● Task statement
Output the material word for word. Leave each picture out.

[Recorded data]
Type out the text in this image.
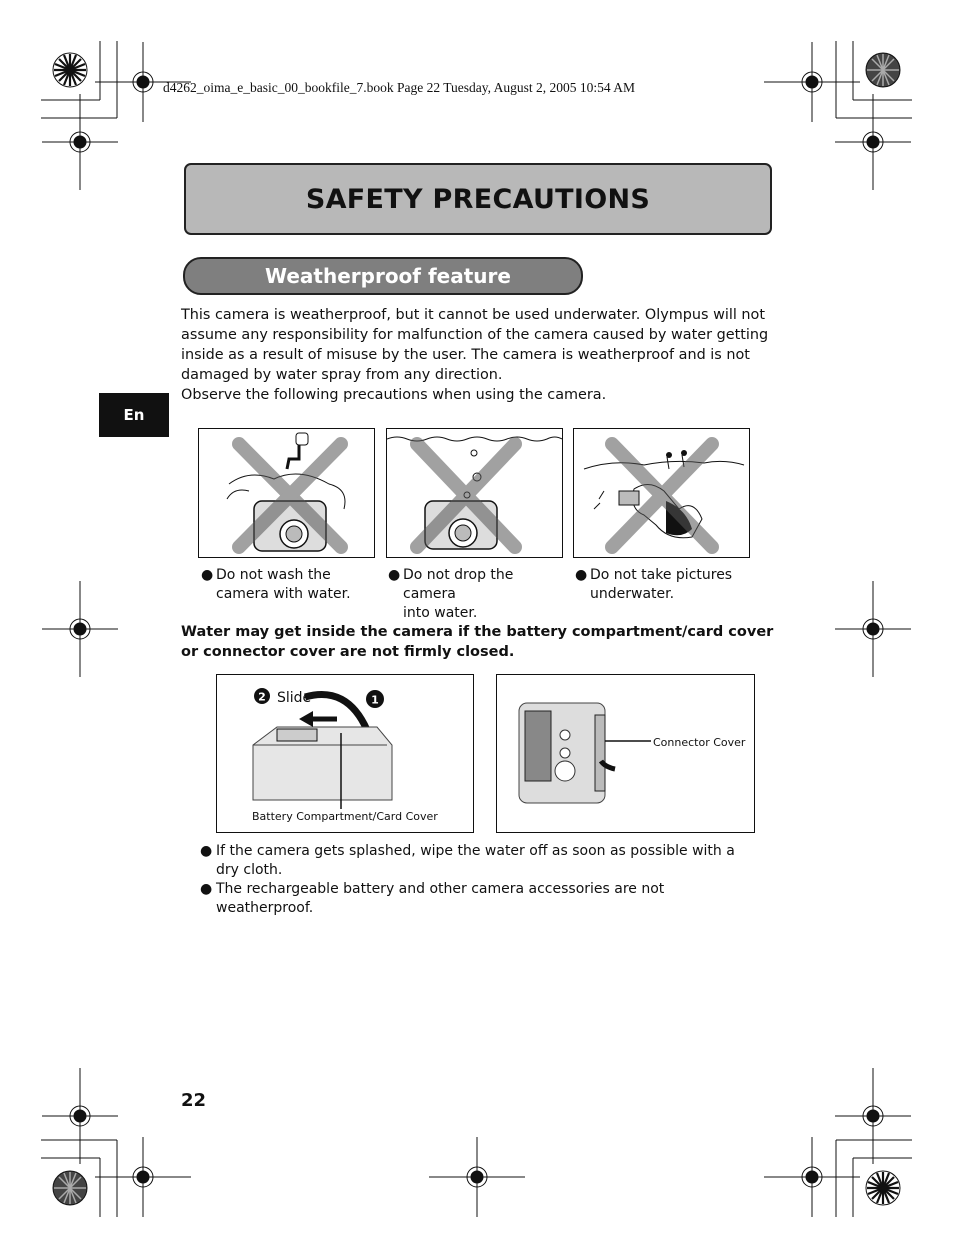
d4262_oima_e_basic_00_bookfile_7.book Page 22 Tuesday, August 2, 2005 10:54 AM
SAFETY PRECAUTIONS
Weatherproof feature
En

This camera is weatherproof, but it cannot be used underwater. Olympus will not assume any responsibility for malfunction of the camera caused by water getting inside as a result of misuse by the user. The camera is weatherproof and is not damaged by water spray from any direction.

Observe the following precautions when using the camera.

● Do not wash the
camera with water.
● Do not drop the camera
into water.
● Do not take pictures
underwater.
Water may get inside the camera if the battery compartment/card cover or connector cover are not firmly closed.
2 Slide	1
Battery Compartment/Card Cover
Connector Cover
● If the camera gets splashed, wipe the water off as soon as possible with a dry cloth.
● The rechargeable battery and other camera accessories are not weatherproof.
22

● Result below
Type out the text in this image.
d4262_oima_e_basic_00_bookfile_7.book Page 22 Tuesday, August 2, 2005 10:54 AM
SAFETY PRECAUTIONS
Weatherproof feature
En

This camera is weatherproof, but it cannot be used underwater. Olympus will not assume any responsibility for malfunction of the camera caused by water getting inside as a result of misuse by the user. The camera is weatherproof and is not damaged by water spray from any direction.

Observe the following precautions when using the camera.

● Do not wash the
camera with water.
● Do not drop the camera
into water.
● Do not take pictures
underwater.
Water may get inside the camera if the battery compartment/card cover or connector cover are not firmly closed.
2 Slide	1
Battery Compartment/Card Cover
Connector Cover
● If the camera gets splashed, wipe the water off as soon as possible with a dry cloth.
● The rechargeable battery and other camera accessories are not weatherproof.
22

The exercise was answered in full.